▸ Data shown:

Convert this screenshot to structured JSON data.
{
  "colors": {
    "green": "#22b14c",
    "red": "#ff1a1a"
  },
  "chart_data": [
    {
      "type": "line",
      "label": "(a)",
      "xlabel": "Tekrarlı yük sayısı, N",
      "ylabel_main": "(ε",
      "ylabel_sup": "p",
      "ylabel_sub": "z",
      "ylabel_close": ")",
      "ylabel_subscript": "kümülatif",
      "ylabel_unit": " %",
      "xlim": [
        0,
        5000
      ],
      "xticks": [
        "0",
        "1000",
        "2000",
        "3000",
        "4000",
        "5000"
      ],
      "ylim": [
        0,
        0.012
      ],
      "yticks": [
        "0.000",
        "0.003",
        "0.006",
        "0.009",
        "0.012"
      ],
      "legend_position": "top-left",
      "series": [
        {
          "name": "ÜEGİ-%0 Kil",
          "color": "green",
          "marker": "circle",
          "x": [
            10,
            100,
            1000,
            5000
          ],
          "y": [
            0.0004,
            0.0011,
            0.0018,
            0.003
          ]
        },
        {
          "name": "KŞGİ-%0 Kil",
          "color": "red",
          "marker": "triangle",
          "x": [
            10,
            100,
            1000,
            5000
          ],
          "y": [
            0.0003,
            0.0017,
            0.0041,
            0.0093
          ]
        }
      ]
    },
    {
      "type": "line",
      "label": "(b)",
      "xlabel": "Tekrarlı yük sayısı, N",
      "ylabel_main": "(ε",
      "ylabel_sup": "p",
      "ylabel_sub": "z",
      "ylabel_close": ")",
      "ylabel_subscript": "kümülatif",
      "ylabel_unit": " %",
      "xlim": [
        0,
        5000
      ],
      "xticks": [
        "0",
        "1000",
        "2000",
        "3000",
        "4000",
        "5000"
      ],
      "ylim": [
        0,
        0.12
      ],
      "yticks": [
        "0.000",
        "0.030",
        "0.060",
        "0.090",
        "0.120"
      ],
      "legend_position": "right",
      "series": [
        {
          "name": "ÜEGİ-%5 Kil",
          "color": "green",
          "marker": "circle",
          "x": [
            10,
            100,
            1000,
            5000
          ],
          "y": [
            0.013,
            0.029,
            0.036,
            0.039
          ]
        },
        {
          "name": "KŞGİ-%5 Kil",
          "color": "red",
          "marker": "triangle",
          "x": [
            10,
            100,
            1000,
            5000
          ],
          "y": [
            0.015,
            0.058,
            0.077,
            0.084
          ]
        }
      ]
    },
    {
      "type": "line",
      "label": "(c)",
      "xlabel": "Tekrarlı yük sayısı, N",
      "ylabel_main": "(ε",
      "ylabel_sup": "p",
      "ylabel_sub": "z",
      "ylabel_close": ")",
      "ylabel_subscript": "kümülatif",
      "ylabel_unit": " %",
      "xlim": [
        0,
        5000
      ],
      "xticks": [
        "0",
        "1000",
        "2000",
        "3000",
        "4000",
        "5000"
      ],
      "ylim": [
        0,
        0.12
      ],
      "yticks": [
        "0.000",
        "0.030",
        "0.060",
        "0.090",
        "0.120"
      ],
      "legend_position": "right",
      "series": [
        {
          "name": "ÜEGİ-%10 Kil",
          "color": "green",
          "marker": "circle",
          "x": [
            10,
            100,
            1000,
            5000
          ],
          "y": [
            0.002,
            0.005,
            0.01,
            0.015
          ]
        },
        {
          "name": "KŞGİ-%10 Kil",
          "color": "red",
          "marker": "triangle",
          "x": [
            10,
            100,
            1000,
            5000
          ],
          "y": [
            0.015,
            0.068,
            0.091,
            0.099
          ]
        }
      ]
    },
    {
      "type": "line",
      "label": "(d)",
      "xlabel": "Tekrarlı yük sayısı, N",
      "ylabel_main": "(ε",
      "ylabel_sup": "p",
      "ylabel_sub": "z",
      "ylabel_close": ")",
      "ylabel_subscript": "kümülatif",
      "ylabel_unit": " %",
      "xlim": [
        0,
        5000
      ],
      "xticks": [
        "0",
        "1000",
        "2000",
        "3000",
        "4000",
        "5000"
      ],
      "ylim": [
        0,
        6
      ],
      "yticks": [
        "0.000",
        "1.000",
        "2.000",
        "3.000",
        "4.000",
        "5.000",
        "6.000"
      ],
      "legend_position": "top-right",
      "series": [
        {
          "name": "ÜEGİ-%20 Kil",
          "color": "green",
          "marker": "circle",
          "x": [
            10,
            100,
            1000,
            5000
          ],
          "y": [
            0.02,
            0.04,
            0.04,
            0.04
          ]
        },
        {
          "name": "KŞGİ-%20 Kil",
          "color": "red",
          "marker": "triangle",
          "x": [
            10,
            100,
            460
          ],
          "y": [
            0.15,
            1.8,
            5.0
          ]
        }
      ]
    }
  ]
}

▸ Written problem:
Output all of the material, please, exactly as it stands.

▸ Exercise response:
Convert this screenshot to structured JSON data.
{
  "colors": {
    "green": "#22b14c",
    "red": "#ff1a1a"
  },
  "chart_data": [
    {
      "type": "line",
      "label": "(a)",
      "xlabel": "Tekrarlı yük sayısı, N",
      "ylabel_main": "(ε",
      "ylabel_sup": "p",
      "ylabel_sub": "z",
      "ylabel_close": ")",
      "ylabel_subscript": "kümülatif",
      "ylabel_unit": " %",
      "xlim": [
        0,
        5000
      ],
      "xticks": [
        "0",
        "1000",
        "2000",
        "3000",
        "4000",
        "5000"
      ],
      "ylim": [
        0,
        0.012
      ],
      "yticks": [
        "0.000",
        "0.003",
        "0.006",
        "0.009",
        "0.012"
      ],
      "legend_position": "top-left",
      "series": [
        {
          "name": "ÜEGİ-%0 Kil",
          "color": "green",
          "marker": "circle",
          "x": [
            10,
            100,
            1000,
            5000
          ],
          "y": [
            0.0004,
            0.0011,
            0.0018,
            0.003
          ]
        },
        {
          "name": "KŞGİ-%0 Kil",
          "color": "red",
          "marker": "triangle",
          "x": [
            10,
            100,
            1000,
            5000
          ],
          "y": [
            0.0003,
            0.0017,
            0.0041,
            0.0093
          ]
        }
      ]
    },
    {
      "type": "line",
      "label": "(b)",
      "xlabel": "Tekrarlı yük sayısı, N",
      "ylabel_main": "(ε",
      "ylabel_sup": "p",
      "ylabel_sub": "z",
      "ylabel_close": ")",
      "ylabel_subscript": "kümülatif",
      "ylabel_unit": " %",
      "xlim": [
        0,
        5000
      ],
      "xticks": [
        "0",
        "1000",
        "2000",
        "3000",
        "4000",
        "5000"
      ],
      "ylim": [
        0,
        0.12
      ],
      "yticks": [
        "0.000",
        "0.030",
        "0.060",
        "0.090",
        "0.120"
      ],
      "legend_position": "right",
      "series": [
        {
          "name": "ÜEGİ-%5 Kil",
          "color": "green",
          "marker": "circle",
          "x": [
            10,
            100,
            1000,
            5000
          ],
          "y": [
            0.013,
            0.029,
            0.036,
            0.039
          ]
        },
        {
          "name": "KŞGİ-%5 Kil",
          "color": "red",
          "marker": "triangle",
          "x": [
            10,
            100,
            1000,
            5000
          ],
          "y": [
            0.015,
            0.058,
            0.077,
            0.084
          ]
        }
      ]
    },
    {
      "type": "line",
      "label": "(c)",
      "xlabel": "Tekrarlı yük sayısı, N",
      "ylabel_main": "(ε",
      "ylabel_sup": "p",
      "ylabel_sub": "z",
      "ylabel_close": ")",
      "ylabel_subscript": "kümülatif",
      "ylabel_unit": " %",
      "xlim": [
        0,
        5000
      ],
      "xticks": [
        "0",
        "1000",
        "2000",
        "3000",
        "4000",
        "5000"
      ],
      "ylim": [
        0,
        0.12
      ],
      "yticks": [
        "0.000",
        "0.030",
        "0.060",
        "0.090",
        "0.120"
      ],
      "legend_position": "right",
      "series": [
        {
          "name": "ÜEGİ-%10 Kil",
          "color": "green",
          "marker": "circle",
          "x": [
            10,
            100,
            1000,
            5000
          ],
          "y": [
            0.002,
            0.005,
            0.01,
            0.015
          ]
        },
        {
          "name": "KŞGİ-%10 Kil",
          "color": "red",
          "marker": "triangle",
          "x": [
            10,
            100,
            1000,
            5000
          ],
          "y": [
            0.015,
            0.068,
            0.091,
            0.099
          ]
        }
      ]
    },
    {
      "type": "line",
      "label": "(d)",
      "xlabel": "Tekrarlı yük sayısı, N",
      "ylabel_main": "(ε",
      "ylabel_sup": "p",
      "ylabel_sub": "z",
      "ylabel_close": ")",
      "ylabel_subscript": "kümülatif",
      "ylabel_unit": " %",
      "xlim": [
        0,
        5000
      ],
      "xticks": [
        "0",
        "1000",
        "2000",
        "3000",
        "4000",
        "5000"
      ],
      "ylim": [
        0,
        6
      ],
      "yticks": [
        "0.000",
        "1.000",
        "2.000",
        "3.000",
        "4.000",
        "5.000",
        "6.000"
      ],
      "legend_position": "top-right",
      "series": [
        {
          "name": "ÜEGİ-%20 Kil",
          "color": "green",
          "marker": "circle",
          "x": [
            10,
            100,
            1000,
            5000
          ],
          "y": [
            0.02,
            0.04,
            0.04,
            0.04
          ]
        },
        {
          "name": "KŞGİ-%20 Kil",
          "color": "red",
          "marker": "triangle",
          "x": [
            10,
            100,
            460
          ],
          "y": [
            0.15,
            1.8,
            5.0
          ]
        }
      ]
    }
  ]
}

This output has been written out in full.